*Written exercise*: Please copy out the rows character for character, starting at the very first one and ending at the line that contains "481, 450, 493]".

*Excerpted records*:
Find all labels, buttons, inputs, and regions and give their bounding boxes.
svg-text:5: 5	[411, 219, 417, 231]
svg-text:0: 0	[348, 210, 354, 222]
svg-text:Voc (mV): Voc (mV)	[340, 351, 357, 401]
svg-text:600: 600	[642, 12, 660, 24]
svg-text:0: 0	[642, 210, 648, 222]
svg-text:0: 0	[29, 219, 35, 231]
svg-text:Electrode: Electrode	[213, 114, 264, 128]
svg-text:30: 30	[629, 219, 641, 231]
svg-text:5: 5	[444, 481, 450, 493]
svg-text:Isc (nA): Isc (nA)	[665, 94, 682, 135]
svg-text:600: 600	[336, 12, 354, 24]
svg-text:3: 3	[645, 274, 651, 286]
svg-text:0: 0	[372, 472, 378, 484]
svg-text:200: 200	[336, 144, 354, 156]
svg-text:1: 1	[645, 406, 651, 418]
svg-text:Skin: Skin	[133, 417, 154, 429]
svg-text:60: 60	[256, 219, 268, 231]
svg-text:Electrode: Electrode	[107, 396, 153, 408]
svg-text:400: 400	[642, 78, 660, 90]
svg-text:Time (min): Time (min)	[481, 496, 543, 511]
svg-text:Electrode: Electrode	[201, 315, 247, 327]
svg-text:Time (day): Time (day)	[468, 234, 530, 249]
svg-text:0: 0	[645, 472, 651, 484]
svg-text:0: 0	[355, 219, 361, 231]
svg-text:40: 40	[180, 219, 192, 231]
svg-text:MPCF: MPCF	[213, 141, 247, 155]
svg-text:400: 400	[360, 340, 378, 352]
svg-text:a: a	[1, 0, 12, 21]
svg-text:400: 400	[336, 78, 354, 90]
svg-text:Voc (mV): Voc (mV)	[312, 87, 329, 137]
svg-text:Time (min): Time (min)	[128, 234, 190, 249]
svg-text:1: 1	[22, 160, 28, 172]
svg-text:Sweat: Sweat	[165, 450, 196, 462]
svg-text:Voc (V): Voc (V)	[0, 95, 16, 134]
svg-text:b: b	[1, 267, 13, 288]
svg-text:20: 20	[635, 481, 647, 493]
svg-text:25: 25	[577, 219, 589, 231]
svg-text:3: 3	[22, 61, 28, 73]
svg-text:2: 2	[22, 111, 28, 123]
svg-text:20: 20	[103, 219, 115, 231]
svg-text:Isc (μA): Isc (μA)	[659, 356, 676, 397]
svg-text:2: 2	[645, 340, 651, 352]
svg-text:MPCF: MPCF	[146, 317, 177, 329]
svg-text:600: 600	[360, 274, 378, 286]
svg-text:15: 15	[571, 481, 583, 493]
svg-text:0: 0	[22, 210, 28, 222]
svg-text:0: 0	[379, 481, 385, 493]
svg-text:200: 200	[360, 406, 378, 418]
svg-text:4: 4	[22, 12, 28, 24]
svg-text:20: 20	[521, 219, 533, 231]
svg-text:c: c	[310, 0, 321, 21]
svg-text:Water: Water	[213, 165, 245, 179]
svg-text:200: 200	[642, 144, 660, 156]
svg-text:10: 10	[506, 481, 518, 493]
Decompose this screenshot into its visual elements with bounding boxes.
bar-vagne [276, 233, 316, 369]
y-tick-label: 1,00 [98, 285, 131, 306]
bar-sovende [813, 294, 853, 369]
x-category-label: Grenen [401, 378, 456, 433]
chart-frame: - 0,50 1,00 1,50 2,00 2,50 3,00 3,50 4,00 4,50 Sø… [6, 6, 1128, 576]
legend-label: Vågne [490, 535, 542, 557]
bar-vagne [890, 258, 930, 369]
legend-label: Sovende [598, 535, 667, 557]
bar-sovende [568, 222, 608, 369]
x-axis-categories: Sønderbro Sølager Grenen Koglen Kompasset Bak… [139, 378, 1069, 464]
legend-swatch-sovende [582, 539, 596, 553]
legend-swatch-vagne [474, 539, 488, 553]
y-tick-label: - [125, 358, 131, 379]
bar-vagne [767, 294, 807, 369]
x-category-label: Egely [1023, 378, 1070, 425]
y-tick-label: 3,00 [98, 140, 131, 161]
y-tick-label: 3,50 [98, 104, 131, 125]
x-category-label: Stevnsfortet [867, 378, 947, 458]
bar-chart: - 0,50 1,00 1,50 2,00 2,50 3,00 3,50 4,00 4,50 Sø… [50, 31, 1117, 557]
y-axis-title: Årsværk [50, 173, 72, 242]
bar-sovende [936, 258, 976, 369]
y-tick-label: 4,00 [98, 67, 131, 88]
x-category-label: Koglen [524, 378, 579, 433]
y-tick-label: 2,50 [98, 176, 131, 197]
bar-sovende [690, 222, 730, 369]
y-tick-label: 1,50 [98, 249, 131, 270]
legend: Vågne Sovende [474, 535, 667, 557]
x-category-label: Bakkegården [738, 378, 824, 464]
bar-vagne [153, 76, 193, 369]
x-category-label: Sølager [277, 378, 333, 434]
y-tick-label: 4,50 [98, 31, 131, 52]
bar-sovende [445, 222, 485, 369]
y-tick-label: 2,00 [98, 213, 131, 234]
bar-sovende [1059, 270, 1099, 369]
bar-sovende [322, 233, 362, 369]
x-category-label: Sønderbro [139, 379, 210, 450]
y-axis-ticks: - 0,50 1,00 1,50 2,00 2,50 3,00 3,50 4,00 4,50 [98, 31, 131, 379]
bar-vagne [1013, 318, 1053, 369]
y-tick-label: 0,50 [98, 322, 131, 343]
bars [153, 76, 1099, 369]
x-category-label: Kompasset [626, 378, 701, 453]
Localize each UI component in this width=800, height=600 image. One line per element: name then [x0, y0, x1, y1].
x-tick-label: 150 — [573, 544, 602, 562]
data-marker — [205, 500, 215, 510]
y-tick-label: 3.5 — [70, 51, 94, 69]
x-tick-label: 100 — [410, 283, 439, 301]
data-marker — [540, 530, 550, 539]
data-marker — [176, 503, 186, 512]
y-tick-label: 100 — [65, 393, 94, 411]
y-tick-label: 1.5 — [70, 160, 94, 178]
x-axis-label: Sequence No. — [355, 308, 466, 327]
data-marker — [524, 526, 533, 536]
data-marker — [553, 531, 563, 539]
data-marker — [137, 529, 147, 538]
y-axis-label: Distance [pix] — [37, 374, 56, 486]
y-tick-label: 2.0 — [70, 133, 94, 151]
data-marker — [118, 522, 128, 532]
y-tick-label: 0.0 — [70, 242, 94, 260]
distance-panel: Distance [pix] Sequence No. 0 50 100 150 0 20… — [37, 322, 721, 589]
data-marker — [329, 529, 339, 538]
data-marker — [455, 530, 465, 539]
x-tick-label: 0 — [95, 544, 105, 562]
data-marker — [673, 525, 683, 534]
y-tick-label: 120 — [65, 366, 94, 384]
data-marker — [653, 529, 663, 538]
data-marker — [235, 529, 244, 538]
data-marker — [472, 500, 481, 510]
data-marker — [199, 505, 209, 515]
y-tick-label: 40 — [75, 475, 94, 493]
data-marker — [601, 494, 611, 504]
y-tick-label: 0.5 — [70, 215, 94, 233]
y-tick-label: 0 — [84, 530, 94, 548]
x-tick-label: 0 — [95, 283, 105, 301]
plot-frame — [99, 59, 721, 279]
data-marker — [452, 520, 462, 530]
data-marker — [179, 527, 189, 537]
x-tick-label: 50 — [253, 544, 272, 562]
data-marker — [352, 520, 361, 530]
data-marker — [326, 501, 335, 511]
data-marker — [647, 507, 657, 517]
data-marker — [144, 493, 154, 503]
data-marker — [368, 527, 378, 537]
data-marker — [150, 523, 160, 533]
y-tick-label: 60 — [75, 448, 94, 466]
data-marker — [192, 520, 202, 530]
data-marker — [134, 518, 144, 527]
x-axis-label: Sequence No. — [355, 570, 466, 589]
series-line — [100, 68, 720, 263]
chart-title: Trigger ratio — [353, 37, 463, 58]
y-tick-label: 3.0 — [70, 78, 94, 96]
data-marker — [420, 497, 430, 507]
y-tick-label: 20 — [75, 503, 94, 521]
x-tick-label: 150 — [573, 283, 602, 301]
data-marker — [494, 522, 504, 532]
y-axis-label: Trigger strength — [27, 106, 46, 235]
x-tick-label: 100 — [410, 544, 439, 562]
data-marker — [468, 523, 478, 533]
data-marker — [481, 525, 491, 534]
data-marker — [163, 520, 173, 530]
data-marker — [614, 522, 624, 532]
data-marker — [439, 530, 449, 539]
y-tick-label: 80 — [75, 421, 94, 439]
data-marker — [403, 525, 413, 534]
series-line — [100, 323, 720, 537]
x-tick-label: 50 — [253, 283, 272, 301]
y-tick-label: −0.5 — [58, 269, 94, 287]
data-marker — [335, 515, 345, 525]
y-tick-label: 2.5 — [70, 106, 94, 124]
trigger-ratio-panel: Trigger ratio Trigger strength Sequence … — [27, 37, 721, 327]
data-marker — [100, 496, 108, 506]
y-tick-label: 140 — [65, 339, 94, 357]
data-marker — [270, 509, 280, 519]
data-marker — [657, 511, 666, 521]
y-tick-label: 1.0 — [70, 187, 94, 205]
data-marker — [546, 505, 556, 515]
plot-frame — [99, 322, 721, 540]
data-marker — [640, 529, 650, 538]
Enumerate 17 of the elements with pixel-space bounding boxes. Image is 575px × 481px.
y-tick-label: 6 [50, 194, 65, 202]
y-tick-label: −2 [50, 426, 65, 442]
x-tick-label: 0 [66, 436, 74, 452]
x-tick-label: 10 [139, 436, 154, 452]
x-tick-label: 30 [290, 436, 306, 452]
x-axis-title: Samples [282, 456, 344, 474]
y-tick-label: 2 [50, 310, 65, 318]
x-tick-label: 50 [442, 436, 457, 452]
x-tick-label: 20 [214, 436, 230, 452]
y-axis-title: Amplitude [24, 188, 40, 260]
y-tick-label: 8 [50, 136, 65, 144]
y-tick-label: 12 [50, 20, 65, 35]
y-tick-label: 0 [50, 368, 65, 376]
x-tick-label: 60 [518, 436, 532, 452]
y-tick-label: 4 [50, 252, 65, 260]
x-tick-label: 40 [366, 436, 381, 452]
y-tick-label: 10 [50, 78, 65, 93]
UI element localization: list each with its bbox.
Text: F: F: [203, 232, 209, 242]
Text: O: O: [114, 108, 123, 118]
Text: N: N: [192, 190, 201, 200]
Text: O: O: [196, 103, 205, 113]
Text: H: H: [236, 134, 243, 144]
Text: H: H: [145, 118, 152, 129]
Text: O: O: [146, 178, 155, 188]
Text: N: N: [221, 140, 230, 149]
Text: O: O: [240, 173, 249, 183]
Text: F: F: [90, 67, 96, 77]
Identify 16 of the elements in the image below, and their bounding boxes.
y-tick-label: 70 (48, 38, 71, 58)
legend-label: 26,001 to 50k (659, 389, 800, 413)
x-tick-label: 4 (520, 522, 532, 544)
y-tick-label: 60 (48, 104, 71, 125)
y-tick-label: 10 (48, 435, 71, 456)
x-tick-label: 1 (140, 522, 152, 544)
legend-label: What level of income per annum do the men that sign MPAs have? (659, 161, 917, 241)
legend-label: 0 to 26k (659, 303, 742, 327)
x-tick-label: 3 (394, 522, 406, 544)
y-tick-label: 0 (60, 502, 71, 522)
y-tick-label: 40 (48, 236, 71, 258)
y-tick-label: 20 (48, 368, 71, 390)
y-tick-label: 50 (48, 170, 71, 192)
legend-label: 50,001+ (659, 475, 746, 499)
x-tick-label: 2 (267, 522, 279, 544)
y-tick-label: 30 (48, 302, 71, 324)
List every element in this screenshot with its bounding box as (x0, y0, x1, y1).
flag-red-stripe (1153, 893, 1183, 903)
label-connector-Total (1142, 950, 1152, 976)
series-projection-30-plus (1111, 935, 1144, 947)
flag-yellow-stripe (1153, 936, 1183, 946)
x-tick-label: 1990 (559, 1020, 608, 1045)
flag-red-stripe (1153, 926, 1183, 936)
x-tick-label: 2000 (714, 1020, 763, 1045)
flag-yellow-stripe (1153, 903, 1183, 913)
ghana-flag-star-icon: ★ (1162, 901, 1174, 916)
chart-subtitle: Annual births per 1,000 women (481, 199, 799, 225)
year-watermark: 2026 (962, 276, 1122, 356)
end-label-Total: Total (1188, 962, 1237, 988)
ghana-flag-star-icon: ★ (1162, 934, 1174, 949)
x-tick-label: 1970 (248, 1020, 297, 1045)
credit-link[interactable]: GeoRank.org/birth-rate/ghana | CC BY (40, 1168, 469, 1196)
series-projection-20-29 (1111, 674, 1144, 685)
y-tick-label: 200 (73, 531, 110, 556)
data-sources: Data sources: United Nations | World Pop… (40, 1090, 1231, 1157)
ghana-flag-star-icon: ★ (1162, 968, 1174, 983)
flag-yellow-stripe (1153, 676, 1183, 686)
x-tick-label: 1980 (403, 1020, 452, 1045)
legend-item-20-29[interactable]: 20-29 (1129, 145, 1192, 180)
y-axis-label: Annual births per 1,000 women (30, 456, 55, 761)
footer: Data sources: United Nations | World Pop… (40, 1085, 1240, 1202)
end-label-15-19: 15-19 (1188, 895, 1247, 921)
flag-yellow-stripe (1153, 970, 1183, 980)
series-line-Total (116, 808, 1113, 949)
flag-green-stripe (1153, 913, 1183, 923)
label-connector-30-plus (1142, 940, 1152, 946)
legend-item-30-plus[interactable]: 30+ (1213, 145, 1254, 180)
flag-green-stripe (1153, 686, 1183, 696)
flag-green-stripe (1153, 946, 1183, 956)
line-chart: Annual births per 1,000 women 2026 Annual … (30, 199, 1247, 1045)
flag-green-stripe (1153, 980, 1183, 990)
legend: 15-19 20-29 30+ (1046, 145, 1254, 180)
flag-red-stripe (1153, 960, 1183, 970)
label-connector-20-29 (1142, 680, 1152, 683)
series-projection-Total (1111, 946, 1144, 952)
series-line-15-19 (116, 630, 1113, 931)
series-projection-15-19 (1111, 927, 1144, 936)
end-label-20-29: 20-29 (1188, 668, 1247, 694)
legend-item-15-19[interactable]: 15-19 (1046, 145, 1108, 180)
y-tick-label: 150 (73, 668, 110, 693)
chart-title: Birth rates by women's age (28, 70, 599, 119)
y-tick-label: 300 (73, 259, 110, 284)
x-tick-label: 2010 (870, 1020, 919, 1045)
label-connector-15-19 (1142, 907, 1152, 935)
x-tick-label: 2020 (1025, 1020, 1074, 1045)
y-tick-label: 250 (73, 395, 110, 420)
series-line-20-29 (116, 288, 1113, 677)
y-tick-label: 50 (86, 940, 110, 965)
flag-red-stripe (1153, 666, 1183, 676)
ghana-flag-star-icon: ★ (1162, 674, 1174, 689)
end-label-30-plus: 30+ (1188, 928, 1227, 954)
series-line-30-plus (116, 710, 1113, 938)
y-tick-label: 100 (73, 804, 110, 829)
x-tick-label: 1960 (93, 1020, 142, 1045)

*Right answer*:
Find all labels, buttons, inputs, and regions and give their bounding boxes.
svg-text:5: 5	[411, 219, 417, 231]
svg-text:0: 0	[348, 210, 354, 222]
svg-text:Voc (mV): Voc (mV)	[340, 351, 357, 401]
svg-text:600: 600	[642, 12, 660, 24]
svg-text:0: 0	[642, 210, 648, 222]
svg-text:0: 0	[29, 219, 35, 231]
svg-text:Electrode: Electrode	[213, 114, 264, 128]
svg-text:30: 30	[629, 219, 641, 231]
svg-text:5: 5	[444, 481, 450, 493]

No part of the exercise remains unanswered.